What to work on >>
1. In the passage on bone marrow transplants, transcribe the section that begins at the words "Bone marrow transplantation (BMT)" and ends after the words "own stem cells.".
2. Does each statement agree with the passage on bone marrow transplants? Answer yes or no, and quote the passage's deciding words. (a) In syngeneic transplants, patients receive stem cells from their identical twin. (b) All hematopoietic stem cells are found in the bone marrow. (c) Platelets carry oxygen.

Given passage >>
Bone marrow is the soft, sponge-like material found inside bones. It contains immature cells known as hematopoietic or blood-forming stem cells. (Hematopoietic stem cells are different from embryonic stem cells. Embryonic stem cells can develop into every type of cell in the body.) Hematopoietic stem cells divide to form more blood-forming stem cells, or they mature into one of three types of blood cells: White blood cells, which fight infection; red blood cells, which carry oxygen; and platelets, which help the blood to clot. Most hematopoietic stem cells are found in the bone marrow, but some cells, called peripheral blood stem cells (PBSCs), are found in the bloodstream. Blood in the umbilical cord also contains hematopoietic stem cells. Cells from any of these sources can be used in transplants.

• What are bone marrow transplantation and peripheral blood stem cell transplantation?

Bone marrow transplantation (BMT) and peripheral blood stem cell transplantation (PBSCT) are procedures that restore stem cells that have been destroyed by high doses of chemotherapy and/or radiation therapy. There are three types of transplants:

* In autologous transplants, patients receive their own stem cells.
* In syngeneic transplants, patients receive stem cells from their identical twin.
* In allogeneic transplants, patients receive stem cells from their brother, sister, or
parent. A person who is not related to the patient (an unrelated donor) also may be used.

• Why are BMT and PBSCT used in cancer treatment?

One reason BMT and PBSCT are used in cancer treatment is to make it possible for patients to receive very high doses of chemotherapy and/or radiation therapy. To understand more about why BMT and PBSCT are used, it is helpful to understand how chemotherapy and radiation therapy work.

Chemotherapy and radiation therapy generally affect cells that divide rapidly. They are used to treat cancer because cancer cells divide more often than most healthy cells. However, because bone marrow cells also divide frequently, high-dose treatments can severely damage or destroy the patient’s bone marrow. Without healthy bone marrow, the patient is no longer able to make the blood cells needed to carry oxygen, fight infection, and prevent bleeding. BMT and PBSCT replace stem cells destroyed by treatment. The healthy, transplanted stem cells can restore the bone marrow’s ability to produce the blood cells the patient needs.

In some types of leukemia, the graft-versus-tumor (GVT) effect that occurs after allogeneic BMT and PBSCT is crucial to the effectiveness of the treatment. GVT occurs when white blood cells from the donor (the graft) identify the cancer cells that remain in the patient’s body after the chemotherapy and/or radiation therapy (the tumor) as foreign and attack them. (A potential complication of allogeneic transplants called graft-versus-host disease is discussed in Questions 5 and 14.)

• What types of cancer are treated with BMT and PBSCT?

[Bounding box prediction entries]
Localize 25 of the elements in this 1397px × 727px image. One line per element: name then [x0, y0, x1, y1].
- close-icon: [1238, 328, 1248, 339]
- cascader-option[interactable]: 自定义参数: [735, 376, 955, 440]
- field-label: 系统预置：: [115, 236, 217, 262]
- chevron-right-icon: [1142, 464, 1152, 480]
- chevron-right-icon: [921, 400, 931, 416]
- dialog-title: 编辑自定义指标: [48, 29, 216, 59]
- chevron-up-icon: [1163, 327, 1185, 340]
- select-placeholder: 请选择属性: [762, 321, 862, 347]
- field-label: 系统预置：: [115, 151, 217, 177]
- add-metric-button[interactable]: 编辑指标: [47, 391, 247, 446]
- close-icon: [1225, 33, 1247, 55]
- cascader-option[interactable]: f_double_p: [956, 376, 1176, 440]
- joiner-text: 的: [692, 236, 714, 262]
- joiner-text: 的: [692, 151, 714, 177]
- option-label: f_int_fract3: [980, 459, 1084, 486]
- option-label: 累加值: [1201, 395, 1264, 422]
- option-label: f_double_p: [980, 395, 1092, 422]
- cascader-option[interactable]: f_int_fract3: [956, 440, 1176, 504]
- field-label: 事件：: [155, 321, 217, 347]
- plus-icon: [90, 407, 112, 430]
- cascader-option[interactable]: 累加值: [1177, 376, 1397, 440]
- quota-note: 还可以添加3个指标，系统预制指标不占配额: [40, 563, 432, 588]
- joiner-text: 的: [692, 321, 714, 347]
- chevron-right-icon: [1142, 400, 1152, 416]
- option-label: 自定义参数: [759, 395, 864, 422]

Task-by-task solutions >>
1.
Bone marrow transplantation (BMT) and peripheral blood stem cell transplantation (PBSCT) are procedures that restore stem cells that have been destroyed by high doses of chemotherapy and/or radiation therapy. There are three types of transplants:

* In autologous transplants, patients receive their own stem cells.

2.
(a) Yes: "In syngeneic transplants, patients receive stem cells from their identical twin."
(b) No: "Most hematopoietic stem cells are found in the bone marrow, but some cells, called peripheral blood stem cells (PBSCs), are found in the bloodstream."
(c) No: "red blood cells, which carry oxygen; and platelets, which help the blood to clot."